[What you will do] The answer is a single number: how many lines hold the string "JSON".

================================

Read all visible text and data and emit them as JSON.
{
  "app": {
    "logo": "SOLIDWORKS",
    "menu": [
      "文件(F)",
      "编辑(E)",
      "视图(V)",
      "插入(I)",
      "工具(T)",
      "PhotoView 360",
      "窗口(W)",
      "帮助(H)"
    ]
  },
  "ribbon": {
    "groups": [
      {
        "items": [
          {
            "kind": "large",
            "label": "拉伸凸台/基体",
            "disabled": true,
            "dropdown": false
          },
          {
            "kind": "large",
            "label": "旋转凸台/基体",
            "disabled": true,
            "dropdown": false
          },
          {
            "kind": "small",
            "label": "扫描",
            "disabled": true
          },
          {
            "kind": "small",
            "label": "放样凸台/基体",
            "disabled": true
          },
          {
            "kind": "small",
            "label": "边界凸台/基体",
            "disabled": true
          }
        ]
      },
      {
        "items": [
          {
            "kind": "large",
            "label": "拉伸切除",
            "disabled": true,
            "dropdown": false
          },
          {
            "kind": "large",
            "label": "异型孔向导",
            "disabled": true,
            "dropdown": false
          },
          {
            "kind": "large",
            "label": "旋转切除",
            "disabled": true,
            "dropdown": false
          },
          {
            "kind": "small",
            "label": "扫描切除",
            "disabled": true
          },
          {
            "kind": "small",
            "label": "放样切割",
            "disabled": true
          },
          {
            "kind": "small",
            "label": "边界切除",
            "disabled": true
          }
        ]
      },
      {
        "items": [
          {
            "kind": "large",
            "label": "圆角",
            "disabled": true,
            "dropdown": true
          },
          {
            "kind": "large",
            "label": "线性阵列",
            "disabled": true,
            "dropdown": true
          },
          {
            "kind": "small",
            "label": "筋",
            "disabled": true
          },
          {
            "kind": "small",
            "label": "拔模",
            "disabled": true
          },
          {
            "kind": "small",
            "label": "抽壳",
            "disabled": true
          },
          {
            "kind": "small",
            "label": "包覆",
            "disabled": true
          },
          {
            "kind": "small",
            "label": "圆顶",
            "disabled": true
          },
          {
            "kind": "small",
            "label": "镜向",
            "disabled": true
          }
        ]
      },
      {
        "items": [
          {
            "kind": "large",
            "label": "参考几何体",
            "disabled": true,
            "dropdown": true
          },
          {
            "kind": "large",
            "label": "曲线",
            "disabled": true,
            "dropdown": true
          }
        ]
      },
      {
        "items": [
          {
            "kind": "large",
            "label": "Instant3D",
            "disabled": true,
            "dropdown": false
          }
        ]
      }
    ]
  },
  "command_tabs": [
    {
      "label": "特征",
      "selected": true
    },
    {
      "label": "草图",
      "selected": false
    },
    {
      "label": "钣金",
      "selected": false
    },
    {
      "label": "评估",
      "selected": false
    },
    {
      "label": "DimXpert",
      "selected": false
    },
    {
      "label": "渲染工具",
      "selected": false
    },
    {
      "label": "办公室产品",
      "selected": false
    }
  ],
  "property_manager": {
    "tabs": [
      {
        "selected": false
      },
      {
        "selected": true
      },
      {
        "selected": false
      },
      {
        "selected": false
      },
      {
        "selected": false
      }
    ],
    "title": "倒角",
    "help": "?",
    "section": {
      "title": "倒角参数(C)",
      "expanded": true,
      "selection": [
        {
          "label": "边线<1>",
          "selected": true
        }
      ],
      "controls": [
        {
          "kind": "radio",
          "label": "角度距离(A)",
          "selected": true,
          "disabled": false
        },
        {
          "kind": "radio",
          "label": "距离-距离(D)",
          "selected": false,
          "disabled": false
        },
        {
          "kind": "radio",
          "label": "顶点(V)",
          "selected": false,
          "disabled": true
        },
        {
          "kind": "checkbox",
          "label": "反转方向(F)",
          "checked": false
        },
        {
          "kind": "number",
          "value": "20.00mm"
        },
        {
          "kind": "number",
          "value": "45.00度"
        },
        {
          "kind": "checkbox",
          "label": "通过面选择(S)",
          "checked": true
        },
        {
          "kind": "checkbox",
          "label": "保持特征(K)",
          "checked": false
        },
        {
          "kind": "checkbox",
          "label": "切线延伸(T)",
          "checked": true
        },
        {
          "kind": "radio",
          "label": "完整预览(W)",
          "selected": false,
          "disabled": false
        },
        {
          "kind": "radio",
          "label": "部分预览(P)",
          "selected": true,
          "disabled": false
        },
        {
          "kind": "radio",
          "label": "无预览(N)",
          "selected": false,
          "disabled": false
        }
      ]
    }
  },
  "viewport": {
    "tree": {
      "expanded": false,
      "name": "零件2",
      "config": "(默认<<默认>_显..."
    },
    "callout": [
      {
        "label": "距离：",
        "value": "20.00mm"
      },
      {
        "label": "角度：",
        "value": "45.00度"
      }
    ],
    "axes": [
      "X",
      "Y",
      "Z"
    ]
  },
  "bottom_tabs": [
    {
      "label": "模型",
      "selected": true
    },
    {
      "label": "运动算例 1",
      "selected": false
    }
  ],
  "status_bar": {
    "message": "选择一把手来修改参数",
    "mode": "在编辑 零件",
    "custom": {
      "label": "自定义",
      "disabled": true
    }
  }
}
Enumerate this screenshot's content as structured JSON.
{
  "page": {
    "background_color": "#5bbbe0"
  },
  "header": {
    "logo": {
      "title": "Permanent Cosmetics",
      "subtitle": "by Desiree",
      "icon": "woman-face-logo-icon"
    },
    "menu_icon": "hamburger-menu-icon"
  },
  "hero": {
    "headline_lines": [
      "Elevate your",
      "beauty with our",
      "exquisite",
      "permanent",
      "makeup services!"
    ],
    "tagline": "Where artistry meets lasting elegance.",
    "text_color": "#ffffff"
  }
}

================================

[Output for this exercise] 2